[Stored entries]

--*--

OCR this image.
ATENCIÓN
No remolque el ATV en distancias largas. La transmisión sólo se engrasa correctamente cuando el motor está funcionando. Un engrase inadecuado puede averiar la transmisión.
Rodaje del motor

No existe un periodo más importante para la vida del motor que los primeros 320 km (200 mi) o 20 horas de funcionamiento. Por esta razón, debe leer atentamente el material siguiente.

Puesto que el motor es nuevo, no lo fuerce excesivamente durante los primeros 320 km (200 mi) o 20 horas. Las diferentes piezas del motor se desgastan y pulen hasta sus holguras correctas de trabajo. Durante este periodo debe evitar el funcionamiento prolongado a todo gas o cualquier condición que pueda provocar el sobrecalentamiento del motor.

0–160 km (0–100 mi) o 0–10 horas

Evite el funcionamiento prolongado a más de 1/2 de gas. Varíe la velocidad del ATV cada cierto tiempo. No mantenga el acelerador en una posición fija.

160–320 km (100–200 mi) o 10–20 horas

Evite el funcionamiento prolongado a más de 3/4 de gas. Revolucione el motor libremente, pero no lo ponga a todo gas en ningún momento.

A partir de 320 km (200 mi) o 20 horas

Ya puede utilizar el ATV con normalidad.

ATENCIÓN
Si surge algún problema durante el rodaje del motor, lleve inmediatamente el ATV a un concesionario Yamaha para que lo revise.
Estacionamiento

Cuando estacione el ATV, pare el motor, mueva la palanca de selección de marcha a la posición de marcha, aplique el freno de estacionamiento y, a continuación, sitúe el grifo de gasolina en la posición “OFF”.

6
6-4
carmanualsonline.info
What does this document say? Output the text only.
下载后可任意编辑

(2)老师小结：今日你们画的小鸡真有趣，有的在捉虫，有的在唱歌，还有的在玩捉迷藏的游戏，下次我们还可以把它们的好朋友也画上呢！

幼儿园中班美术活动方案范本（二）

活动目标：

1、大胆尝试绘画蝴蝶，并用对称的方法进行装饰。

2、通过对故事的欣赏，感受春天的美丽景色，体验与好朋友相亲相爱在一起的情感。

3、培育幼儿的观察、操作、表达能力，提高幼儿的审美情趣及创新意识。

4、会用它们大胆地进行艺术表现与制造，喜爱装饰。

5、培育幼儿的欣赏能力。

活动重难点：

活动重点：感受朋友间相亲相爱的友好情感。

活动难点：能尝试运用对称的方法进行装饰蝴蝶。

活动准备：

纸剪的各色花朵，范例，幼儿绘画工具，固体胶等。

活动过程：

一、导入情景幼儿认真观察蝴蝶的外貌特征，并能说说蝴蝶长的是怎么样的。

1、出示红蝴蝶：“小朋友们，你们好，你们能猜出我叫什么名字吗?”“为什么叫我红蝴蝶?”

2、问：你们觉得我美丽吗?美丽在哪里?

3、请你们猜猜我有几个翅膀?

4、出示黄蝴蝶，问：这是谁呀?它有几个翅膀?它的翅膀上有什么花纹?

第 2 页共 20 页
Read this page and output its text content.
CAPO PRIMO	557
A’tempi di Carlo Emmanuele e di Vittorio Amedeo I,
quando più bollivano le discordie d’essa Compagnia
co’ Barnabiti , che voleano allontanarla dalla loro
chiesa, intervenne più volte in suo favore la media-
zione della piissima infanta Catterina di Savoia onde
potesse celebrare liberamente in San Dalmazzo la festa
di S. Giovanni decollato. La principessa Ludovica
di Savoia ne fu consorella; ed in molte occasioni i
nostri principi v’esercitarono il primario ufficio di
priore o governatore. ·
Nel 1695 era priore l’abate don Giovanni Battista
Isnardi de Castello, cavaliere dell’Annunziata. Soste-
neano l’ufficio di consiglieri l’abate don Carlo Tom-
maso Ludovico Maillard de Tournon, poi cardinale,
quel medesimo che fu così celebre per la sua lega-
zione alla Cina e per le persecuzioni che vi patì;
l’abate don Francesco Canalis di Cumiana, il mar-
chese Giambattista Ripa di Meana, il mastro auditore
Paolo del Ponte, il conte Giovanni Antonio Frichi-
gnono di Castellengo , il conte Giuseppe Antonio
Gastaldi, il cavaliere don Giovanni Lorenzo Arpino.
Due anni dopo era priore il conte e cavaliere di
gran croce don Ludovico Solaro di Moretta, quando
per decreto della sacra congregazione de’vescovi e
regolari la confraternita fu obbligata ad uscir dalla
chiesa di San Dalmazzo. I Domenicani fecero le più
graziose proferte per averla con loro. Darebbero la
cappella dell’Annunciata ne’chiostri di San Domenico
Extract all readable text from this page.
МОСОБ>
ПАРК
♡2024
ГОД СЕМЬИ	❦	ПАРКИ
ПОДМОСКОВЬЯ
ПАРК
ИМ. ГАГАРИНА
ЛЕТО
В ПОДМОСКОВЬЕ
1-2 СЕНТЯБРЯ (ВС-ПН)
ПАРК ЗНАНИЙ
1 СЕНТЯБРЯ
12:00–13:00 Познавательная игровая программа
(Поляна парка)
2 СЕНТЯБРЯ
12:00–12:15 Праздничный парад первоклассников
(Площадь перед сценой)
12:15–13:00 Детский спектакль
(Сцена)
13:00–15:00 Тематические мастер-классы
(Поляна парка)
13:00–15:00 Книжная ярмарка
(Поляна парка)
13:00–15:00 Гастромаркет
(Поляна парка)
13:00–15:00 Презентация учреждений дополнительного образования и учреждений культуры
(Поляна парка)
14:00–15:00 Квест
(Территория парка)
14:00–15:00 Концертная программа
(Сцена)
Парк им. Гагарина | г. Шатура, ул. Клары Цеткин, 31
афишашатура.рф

--*--

* WRITTEN PROBLEM *
The records above need to be transcribed in full. Keep every character unchanged.

* RESULT OF THIS TASK *
OCR this image.
ATENCIÓN
No remolque el ATV en distancias largas. La transmisión sólo se engrasa correctamente cuando el motor está funcionando. Un engrase inadecuado puede averiar la transmisión.
Rodaje del motor

No existe un periodo más importante para la vida del motor que los primeros 320 km (200 mi) o 20 horas de funcionamiento. Por esta razón, debe leer atentamente el material siguiente.

Puesto que el motor es nuevo, no lo fuerce excesivamente durante los primeros 320 km (200 mi) o 20 horas. Las diferentes piezas del motor se desgastan y pulen hasta sus holguras correctas de trabajo. Durante este periodo debe evitar el funcionamiento prolongado a todo gas o cualquier condición que pueda provocar el sobrecalentamiento del motor.

0–160 km (0–100 mi) o 0–10 horas

Evite el funcionamiento prolongado a más de 1/2 de gas. Varíe la velocidad del ATV cada cierto tiempo. No mantenga el acelerador en una posición fija.

160–320 km (100–200 mi) o 10–20 horas

Evite el funcionamiento prolongado a más de 3/4 de gas. Revolucione el motor libremente, pero no lo ponga a todo gas en ningún momento.

A partir de 320 km (200 mi) o 20 horas

Ya puede utilizar el ATV con normalidad.

ATENCIÓN
Si surge algún problema durante el rodaje del motor, lleve inmediatamente el ATV a un concesionario Yamaha para que lo revise.
Estacionamiento

Cuando estacione el ATV, pare el motor, mueva la palanca de selección de marcha a la posición de marcha, aplique el freno de estacionamiento y, a continuación, sitúe el grifo de gasolina en la posición “OFF”.

6
6-4
carmanualsonline.info
What does this document say? Output the text only.
下载后可任意编辑

(2)老师小结：今日你们画的小鸡真有趣，有的在捉虫，有的在唱歌，还有的在玩捉迷藏的游戏，下次我们还可以把它们的好朋友也画上呢！

幼儿园中班美术活动方案范本（二）

活动目标：

1、大胆尝试绘画蝴蝶，并用对称的方法进行装饰。

2、通过对故事的欣赏，感受春天的美丽景色，体验与好朋友相亲相爱在一起的情感。

3、培育幼儿的观察、操作、表达能力，提高幼儿的审美情趣及创新意识。

4、会用它们大胆地进行艺术表现与制造，喜爱装饰。

5、培育幼儿的欣赏能力。

活动重难点：

活动重点：感受朋友间相亲相爱的友好情感。

活动难点：能尝试运用对称的方法进行装饰蝴蝶。

活动准备：

纸剪的各色花朵，范例，幼儿绘画工具，固体胶等。

活动过程：

一、导入情景幼儿认真观察蝴蝶的外貌特征，并能说说蝴蝶长的是怎么样的。

1、出示红蝴蝶：“小朋友们，你们好，你们能猜出我叫什么名字吗?”“为什么叫我红蝴蝶?”

2、问：你们觉得我美丽吗?美丽在哪里?

3、请你们猜猜我有几个翅膀?

4、出示黄蝴蝶，问：这是谁呀?它有几个翅膀?它的翅膀上有什么花纹?

第 2 页共 20 页
Read this page and output its text content.
CAPO PRIMO	557
A’tempi di Carlo Emmanuele e di Vittorio Amedeo I,
quando più bollivano le discordie d’essa Compagnia
co’ Barnabiti , che voleano allontanarla dalla loro
chiesa, intervenne più volte in suo favore la media-
zione della piissima infanta Catterina di Savoia onde
potesse celebrare liberamente in San Dalmazzo la festa
di S. Giovanni decollato. La principessa Ludovica
di Savoia ne fu consorella; ed in molte occasioni i
nostri principi v’esercitarono il primario ufficio di
priore o governatore. ·
Nel 1695 era priore l’abate don Giovanni Battista
Isnardi de Castello, cavaliere dell’Annunziata. Soste-
neano l’ufficio di consiglieri l’abate don Carlo Tom-
maso Ludovico Maillard de Tournon, poi cardinale,
quel medesimo che fu così celebre per la sua lega-
zione alla Cina e per le persecuzioni che vi patì;
l’abate don Francesco Canalis di Cumiana, il mar-
chese Giambattista Ripa di Meana, il mastro auditore
Paolo del Ponte, il conte Giovanni Antonio Frichi-
gnono di Castellengo , il conte Giuseppe Antonio
Gastaldi, il cavaliere don Giovanni Lorenzo Arpino.
Due anni dopo era priore il conte e cavaliere di
gran croce don Ludovico Solaro di Moretta, quando
per decreto della sacra congregazione de’vescovi e
regolari la confraternita fu obbligata ad uscir dalla
chiesa di San Dalmazzo. I Domenicani fecero le più
graziose proferte per averla con loro. Darebbero la
cappella dell’Annunciata ne’chiostri di San Domenico
Extract all readable text from this page.
МОСОБ>
ПАРК
♡2024
ГОД СЕМЬИ	❦	ПАРКИ
ПОДМОСКОВЬЯ
ПАРК
ИМ. ГАГАРИНА
ЛЕТО
В ПОДМОСКОВЬЕ
1-2 СЕНТЯБРЯ (ВС-ПН)
ПАРК ЗНАНИЙ
1 СЕНТЯБРЯ
12:00–13:00 Познавательная игровая программа
(Поляна парка)
2 СЕНТЯБРЯ
12:00–12:15 Праздничный парад первоклассников
(Площадь перед сценой)
12:15–13:00 Детский спектакль
(Сцена)
13:00–15:00 Тематические мастер-классы
(Поляна парка)
13:00–15:00 Книжная ярмарка
(Поляна парка)
13:00–15:00 Гастромаркет
(Поляна парка)
13:00–15:00 Презентация учреждений дополнительного образования и учреждений культуры
(Поляна парка)
14:00–15:00 Квест
(Территория парка)
14:00–15:00 Концертная программа
(Сцена)
Парк им. Гагарина | г. Шатура, ул. Клары Цеткин, 31
афишашатура.рф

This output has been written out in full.